### SUPPLIED RECORDS
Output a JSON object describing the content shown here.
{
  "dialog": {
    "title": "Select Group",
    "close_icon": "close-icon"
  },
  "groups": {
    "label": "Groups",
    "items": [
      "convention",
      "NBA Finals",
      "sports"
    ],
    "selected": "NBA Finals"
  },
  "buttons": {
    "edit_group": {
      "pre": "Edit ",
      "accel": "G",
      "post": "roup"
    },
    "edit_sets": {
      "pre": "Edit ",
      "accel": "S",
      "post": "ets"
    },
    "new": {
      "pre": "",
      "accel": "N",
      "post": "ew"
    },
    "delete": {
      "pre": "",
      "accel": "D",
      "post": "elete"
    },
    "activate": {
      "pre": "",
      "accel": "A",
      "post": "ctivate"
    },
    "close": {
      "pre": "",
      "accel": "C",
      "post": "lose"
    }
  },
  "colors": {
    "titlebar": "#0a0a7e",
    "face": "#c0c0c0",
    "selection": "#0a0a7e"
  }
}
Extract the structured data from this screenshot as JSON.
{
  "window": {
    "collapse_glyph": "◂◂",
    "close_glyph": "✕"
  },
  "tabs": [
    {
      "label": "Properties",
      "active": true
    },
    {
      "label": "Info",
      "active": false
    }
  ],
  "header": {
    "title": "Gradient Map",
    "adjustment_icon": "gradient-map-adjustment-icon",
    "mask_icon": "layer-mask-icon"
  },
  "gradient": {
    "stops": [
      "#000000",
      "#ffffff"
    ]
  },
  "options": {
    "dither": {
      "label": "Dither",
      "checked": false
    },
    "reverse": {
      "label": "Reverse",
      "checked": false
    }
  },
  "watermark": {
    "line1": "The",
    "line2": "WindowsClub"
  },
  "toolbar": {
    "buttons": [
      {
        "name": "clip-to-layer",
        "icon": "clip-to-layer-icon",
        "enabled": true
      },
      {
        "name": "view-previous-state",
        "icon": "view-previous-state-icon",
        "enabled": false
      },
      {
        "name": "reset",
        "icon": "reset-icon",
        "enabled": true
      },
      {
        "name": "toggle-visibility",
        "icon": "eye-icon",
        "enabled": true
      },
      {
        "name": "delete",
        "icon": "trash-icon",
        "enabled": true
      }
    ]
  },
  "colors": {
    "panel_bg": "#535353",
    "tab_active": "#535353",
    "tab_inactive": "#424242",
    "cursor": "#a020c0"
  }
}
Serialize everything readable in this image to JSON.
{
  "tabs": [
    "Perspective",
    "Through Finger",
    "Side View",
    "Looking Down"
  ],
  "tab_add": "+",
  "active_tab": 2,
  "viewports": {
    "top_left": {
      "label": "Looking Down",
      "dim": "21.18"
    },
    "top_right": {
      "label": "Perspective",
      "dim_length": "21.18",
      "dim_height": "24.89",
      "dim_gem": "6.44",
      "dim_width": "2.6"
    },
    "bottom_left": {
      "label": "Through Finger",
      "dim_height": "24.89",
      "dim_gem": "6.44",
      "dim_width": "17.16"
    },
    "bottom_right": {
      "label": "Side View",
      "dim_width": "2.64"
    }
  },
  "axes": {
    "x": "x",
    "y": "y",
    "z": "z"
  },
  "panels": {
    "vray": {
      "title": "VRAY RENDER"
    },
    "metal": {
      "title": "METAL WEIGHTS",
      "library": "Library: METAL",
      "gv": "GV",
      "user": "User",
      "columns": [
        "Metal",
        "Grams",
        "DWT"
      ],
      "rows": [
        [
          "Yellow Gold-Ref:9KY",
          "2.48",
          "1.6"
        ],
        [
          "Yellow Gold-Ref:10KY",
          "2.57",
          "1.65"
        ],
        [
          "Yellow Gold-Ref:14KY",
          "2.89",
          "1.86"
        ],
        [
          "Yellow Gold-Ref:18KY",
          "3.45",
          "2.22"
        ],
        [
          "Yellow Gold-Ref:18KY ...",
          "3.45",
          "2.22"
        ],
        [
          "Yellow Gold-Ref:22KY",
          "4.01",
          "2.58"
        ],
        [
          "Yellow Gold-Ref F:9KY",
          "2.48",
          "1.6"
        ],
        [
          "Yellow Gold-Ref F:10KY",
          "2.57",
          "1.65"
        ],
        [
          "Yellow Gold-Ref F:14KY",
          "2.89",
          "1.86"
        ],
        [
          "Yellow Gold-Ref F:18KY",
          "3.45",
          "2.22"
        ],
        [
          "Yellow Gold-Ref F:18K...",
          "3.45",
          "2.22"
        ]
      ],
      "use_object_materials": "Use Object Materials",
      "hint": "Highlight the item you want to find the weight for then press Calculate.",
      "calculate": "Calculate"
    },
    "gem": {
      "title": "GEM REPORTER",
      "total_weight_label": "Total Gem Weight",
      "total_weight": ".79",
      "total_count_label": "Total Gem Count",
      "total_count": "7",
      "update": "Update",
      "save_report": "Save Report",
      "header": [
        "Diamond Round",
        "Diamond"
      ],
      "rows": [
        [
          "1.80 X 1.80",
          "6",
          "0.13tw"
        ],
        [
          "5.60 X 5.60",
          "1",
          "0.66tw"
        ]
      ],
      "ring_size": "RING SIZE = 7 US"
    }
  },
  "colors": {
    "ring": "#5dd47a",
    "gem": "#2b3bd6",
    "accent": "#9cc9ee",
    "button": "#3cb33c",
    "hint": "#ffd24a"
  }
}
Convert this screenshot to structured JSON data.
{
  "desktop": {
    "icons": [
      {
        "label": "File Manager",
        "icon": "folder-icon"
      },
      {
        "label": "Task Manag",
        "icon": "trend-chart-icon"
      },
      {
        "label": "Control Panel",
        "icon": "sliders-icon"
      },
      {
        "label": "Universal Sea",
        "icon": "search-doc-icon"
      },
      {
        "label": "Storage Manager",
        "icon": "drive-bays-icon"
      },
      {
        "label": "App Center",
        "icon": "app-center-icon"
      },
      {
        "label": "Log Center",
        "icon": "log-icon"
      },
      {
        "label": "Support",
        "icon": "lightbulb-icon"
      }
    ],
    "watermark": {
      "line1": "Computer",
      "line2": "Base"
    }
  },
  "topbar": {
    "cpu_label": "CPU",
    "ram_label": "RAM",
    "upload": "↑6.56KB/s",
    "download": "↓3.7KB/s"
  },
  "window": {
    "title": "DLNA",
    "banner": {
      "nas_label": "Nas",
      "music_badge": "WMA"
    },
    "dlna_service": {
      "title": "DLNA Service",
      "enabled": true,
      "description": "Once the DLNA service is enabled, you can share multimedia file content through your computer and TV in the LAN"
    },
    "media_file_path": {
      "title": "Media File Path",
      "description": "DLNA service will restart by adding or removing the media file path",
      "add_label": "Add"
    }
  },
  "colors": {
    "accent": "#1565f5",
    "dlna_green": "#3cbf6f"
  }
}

### PROBLEM DETAILS
Search the listing for the word "name". Copy every line in which it occurs.

### REPLY
        "name": "clip-to-layer",
        "name": "view-previous-state",
        "name": "reset",
        "name": "toggle-visibility",
        "name": "delete",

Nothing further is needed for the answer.